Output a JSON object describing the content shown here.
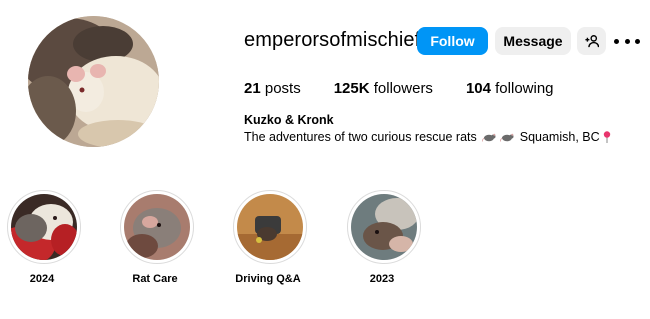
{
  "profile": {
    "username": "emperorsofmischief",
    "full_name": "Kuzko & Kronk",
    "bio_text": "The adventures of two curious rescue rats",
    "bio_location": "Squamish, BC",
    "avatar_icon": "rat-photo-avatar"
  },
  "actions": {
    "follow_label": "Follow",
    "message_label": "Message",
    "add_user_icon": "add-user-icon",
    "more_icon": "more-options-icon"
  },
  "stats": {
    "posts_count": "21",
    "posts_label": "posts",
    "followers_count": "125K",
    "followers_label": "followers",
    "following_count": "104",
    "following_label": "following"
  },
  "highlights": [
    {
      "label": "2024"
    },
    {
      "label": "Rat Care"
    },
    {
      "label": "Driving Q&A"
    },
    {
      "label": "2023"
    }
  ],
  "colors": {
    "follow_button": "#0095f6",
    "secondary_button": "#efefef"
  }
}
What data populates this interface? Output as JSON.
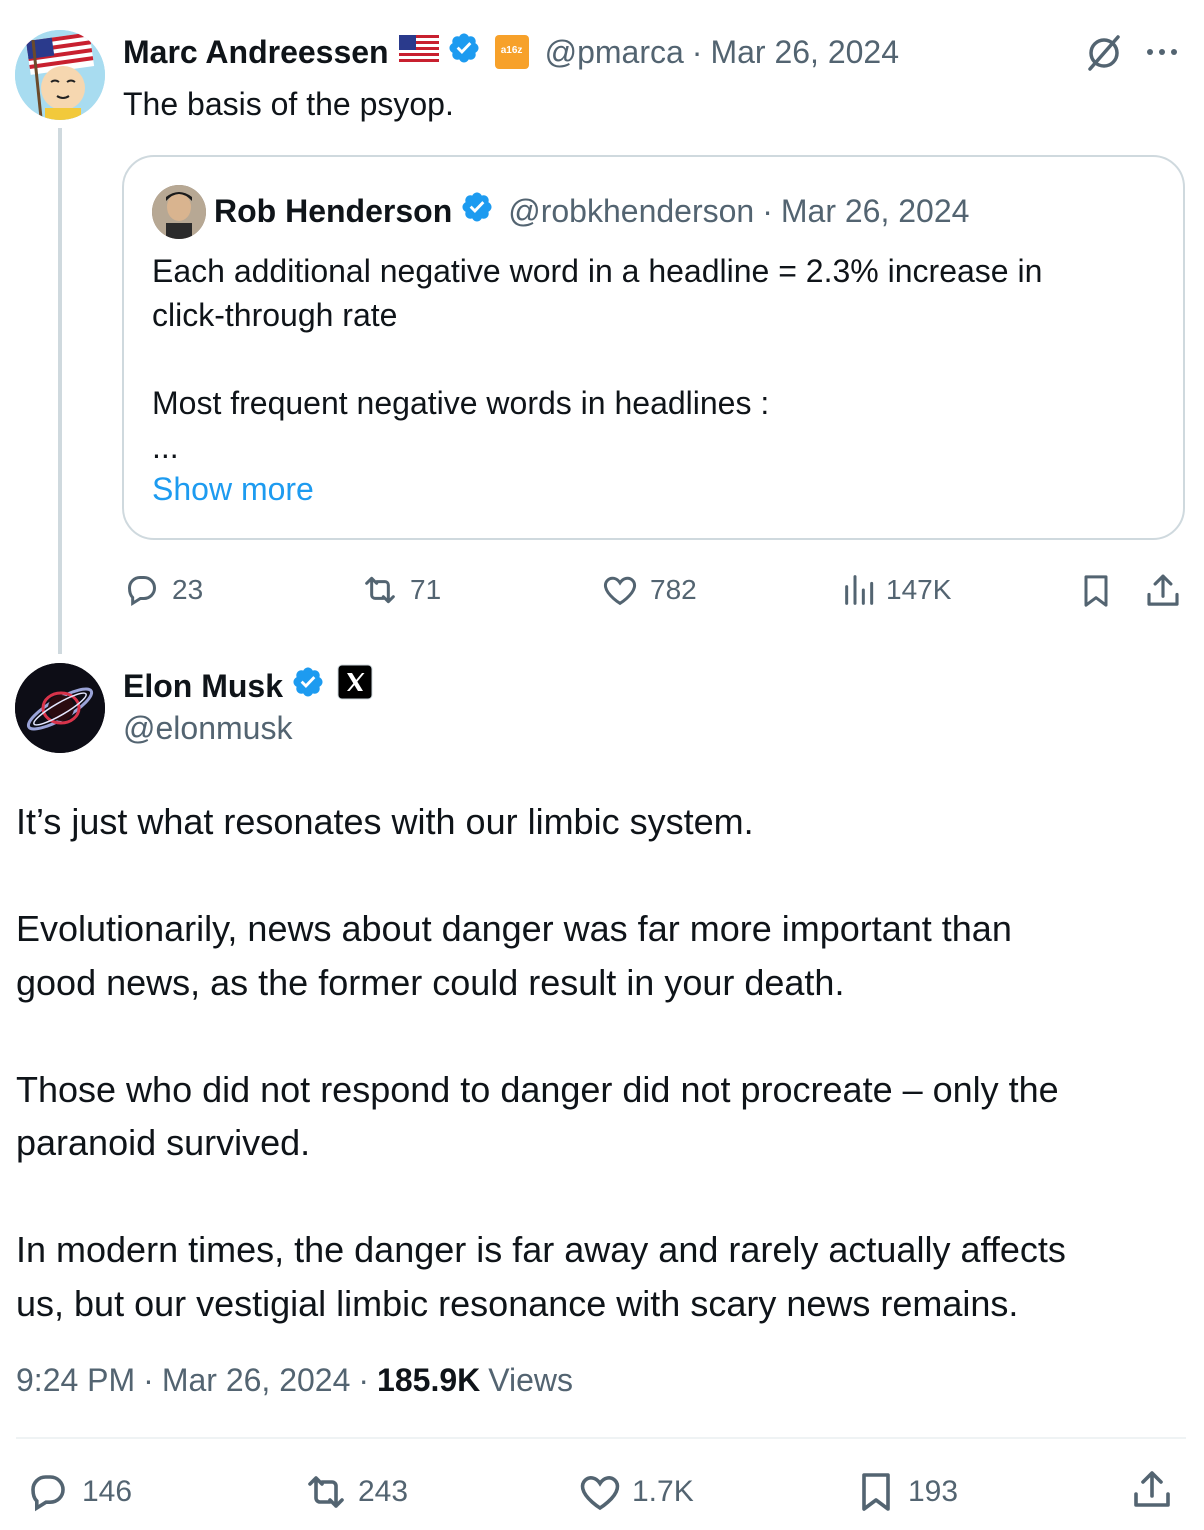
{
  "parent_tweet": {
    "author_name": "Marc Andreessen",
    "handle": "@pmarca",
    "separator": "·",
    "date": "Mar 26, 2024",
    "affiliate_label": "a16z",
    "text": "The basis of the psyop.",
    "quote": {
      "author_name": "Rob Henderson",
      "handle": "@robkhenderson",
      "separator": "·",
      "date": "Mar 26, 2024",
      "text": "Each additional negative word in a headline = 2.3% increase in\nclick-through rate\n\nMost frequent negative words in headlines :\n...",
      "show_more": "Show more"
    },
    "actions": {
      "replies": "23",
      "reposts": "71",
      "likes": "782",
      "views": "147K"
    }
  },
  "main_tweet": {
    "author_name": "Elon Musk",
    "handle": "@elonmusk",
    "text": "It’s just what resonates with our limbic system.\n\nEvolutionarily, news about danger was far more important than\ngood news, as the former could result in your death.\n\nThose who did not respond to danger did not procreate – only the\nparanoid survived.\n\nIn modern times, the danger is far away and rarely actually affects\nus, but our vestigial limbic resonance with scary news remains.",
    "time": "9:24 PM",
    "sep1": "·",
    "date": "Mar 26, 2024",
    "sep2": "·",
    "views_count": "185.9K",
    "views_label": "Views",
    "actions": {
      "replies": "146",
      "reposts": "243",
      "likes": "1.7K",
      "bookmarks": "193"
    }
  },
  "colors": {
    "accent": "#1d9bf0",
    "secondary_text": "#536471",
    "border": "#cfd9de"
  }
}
...
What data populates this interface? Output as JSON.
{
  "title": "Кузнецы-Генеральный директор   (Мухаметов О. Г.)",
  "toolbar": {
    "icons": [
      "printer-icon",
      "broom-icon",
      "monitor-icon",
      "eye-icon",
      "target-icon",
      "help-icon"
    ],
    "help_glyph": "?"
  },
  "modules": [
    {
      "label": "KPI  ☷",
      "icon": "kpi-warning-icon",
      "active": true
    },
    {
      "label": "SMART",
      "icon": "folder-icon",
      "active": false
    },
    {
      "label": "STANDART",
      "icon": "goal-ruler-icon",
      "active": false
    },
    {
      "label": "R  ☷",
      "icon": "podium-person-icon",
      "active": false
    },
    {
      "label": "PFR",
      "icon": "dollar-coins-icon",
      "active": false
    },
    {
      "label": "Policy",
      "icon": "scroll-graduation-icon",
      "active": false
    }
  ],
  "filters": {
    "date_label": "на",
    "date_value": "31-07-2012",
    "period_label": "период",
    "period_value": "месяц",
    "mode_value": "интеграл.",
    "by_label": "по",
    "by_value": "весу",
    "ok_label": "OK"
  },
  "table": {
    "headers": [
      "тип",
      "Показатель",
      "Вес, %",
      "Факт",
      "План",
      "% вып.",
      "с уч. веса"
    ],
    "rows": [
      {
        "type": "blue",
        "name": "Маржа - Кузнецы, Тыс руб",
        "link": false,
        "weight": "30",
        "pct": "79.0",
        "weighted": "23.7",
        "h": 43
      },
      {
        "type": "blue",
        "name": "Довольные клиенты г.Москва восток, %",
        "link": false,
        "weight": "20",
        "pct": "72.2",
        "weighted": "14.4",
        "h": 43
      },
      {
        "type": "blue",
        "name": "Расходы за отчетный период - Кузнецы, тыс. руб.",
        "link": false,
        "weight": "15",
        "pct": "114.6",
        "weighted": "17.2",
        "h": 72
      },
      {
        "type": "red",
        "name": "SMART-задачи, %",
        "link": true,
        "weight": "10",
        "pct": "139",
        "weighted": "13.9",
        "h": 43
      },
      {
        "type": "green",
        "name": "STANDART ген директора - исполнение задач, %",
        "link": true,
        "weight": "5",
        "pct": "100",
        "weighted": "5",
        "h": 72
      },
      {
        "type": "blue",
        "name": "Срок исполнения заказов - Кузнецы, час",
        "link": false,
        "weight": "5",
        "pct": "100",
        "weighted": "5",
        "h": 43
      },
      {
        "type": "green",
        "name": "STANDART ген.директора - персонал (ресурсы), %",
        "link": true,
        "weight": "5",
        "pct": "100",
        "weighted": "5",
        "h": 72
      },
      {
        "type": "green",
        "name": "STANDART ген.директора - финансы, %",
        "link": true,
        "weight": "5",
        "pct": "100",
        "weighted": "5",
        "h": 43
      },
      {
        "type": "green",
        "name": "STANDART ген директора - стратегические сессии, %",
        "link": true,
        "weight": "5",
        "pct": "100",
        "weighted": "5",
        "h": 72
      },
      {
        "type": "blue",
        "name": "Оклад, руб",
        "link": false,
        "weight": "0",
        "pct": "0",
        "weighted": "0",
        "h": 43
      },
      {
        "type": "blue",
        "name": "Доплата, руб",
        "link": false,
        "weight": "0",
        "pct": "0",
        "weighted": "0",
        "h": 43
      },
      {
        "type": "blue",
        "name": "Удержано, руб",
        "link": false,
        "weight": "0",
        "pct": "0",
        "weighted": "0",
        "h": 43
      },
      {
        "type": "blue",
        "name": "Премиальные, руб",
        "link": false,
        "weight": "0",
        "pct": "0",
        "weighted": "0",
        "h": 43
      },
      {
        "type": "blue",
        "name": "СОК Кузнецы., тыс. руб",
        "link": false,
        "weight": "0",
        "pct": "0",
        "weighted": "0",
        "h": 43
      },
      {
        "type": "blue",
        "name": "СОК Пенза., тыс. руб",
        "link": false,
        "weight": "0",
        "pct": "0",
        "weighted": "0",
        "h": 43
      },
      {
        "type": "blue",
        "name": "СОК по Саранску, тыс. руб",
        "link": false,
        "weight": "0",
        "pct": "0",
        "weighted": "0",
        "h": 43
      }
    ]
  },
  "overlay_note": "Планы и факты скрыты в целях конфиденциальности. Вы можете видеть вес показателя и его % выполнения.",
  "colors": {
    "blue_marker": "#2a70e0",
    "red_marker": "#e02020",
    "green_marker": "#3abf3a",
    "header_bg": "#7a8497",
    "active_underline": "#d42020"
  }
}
==
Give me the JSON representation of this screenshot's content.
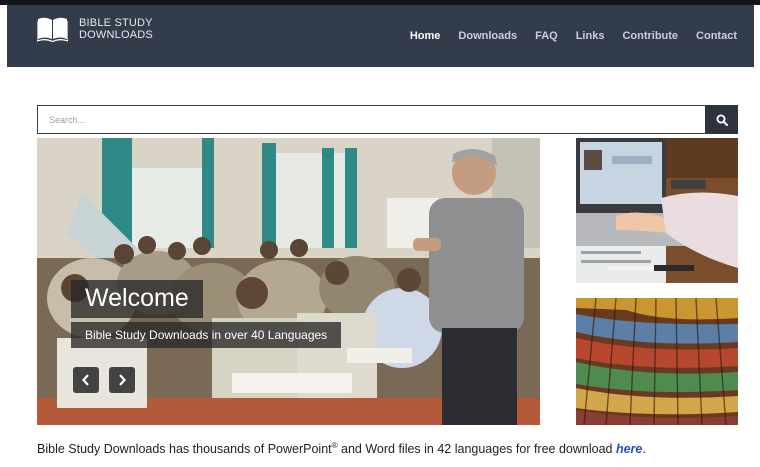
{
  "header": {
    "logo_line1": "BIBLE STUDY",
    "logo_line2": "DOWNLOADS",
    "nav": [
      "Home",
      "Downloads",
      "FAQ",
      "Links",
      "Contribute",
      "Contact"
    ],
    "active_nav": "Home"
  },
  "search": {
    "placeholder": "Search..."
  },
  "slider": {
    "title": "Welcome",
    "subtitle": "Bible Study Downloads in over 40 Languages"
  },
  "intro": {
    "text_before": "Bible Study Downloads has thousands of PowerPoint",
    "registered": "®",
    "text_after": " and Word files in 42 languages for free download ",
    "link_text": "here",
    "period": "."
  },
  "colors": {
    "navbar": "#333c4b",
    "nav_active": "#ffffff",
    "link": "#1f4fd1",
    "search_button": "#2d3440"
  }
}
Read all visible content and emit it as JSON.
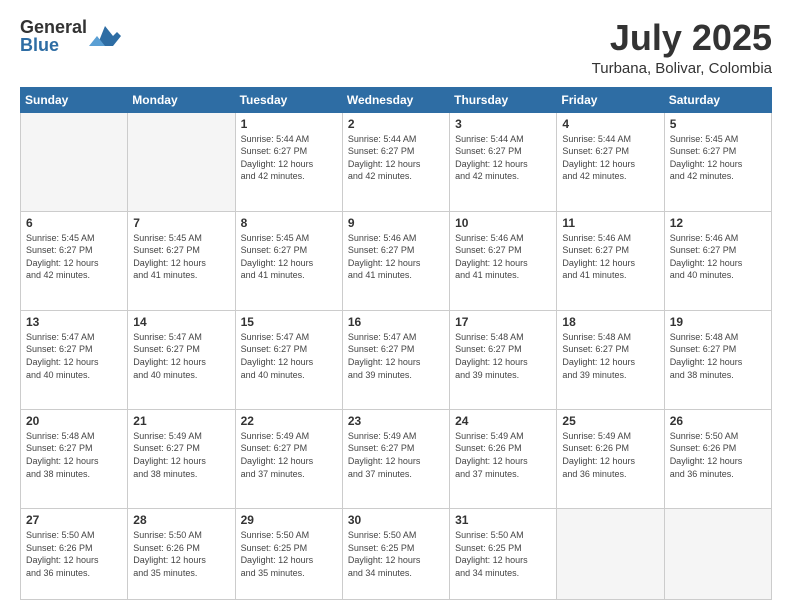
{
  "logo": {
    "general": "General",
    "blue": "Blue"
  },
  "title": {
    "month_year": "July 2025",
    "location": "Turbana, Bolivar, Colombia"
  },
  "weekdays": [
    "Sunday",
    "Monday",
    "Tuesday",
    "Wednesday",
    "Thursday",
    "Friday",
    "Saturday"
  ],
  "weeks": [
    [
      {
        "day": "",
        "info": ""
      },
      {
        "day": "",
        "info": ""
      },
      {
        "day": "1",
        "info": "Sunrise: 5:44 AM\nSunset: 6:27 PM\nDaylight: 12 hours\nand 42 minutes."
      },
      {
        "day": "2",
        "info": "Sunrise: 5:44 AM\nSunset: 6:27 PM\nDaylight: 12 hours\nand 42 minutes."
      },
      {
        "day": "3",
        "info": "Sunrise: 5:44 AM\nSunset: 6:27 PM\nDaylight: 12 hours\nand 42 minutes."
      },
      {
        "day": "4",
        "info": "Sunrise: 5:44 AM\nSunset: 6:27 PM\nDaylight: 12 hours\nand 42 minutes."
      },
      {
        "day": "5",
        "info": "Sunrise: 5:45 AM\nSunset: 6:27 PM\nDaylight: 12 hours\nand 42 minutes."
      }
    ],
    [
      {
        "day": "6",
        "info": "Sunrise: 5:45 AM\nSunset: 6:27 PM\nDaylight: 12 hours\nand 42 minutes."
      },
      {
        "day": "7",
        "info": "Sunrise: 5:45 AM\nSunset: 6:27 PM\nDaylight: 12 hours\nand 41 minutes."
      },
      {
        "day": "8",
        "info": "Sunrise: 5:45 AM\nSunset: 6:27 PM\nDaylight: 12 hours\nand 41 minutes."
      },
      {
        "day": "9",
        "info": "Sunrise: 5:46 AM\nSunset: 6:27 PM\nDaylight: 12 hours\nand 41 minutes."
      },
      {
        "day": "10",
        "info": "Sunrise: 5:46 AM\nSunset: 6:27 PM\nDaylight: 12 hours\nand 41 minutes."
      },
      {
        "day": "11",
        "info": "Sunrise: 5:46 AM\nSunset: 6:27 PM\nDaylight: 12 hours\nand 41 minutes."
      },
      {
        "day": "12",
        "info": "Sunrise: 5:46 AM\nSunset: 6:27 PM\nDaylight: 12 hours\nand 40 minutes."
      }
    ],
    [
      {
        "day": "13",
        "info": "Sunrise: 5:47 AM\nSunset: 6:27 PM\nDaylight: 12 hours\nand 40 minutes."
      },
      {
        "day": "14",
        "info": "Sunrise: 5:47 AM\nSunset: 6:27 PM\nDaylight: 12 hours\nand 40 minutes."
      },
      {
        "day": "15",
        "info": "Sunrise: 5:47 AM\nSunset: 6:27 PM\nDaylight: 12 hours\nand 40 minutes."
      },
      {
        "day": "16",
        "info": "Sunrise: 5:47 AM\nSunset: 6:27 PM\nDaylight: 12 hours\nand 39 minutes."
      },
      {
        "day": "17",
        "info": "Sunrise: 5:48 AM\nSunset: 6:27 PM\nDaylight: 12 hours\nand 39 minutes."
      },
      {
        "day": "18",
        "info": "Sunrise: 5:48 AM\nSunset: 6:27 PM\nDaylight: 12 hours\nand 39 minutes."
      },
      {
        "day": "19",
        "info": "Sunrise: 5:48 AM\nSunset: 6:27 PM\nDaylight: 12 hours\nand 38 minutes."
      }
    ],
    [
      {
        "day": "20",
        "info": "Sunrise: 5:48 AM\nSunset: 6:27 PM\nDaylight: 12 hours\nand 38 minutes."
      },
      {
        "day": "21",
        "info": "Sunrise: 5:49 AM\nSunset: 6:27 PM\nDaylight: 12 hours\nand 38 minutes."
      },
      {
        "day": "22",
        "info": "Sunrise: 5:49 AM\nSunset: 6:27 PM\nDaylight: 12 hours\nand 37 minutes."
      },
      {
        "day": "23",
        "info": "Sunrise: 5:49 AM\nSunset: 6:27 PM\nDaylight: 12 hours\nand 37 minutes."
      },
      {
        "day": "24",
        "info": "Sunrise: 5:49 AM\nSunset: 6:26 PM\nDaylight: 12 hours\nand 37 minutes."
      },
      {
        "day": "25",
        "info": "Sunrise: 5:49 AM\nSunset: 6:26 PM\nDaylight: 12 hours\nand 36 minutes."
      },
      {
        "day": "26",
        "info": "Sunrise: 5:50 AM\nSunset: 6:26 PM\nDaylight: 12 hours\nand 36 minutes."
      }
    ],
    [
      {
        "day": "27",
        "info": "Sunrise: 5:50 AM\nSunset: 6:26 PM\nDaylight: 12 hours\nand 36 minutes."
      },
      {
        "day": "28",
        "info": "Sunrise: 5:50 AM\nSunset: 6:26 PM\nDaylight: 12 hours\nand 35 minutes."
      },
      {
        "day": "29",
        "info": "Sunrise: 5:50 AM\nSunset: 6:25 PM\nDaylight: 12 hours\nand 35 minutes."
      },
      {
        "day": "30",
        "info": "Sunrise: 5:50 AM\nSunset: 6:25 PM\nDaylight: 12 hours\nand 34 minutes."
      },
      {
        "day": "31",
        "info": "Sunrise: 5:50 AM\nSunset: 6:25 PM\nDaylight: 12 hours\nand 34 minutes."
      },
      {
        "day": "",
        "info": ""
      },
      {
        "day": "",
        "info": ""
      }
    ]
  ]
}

§ PROBLEM TO WORK ON: Each line in the entries above that includes the string "STANDART" should be extracted.

§ RESPONSE TO THE EXERCISE:
      "label": "STANDART",
        "name": "STANDART ген директора - исполнение задач, %",
        "name": "STANDART ген.директора - персонал (ресурсы), %",
        "name": "STANDART ген.директора - финансы, %",
        "name": "STANDART ген директора - стратегические сессии, %",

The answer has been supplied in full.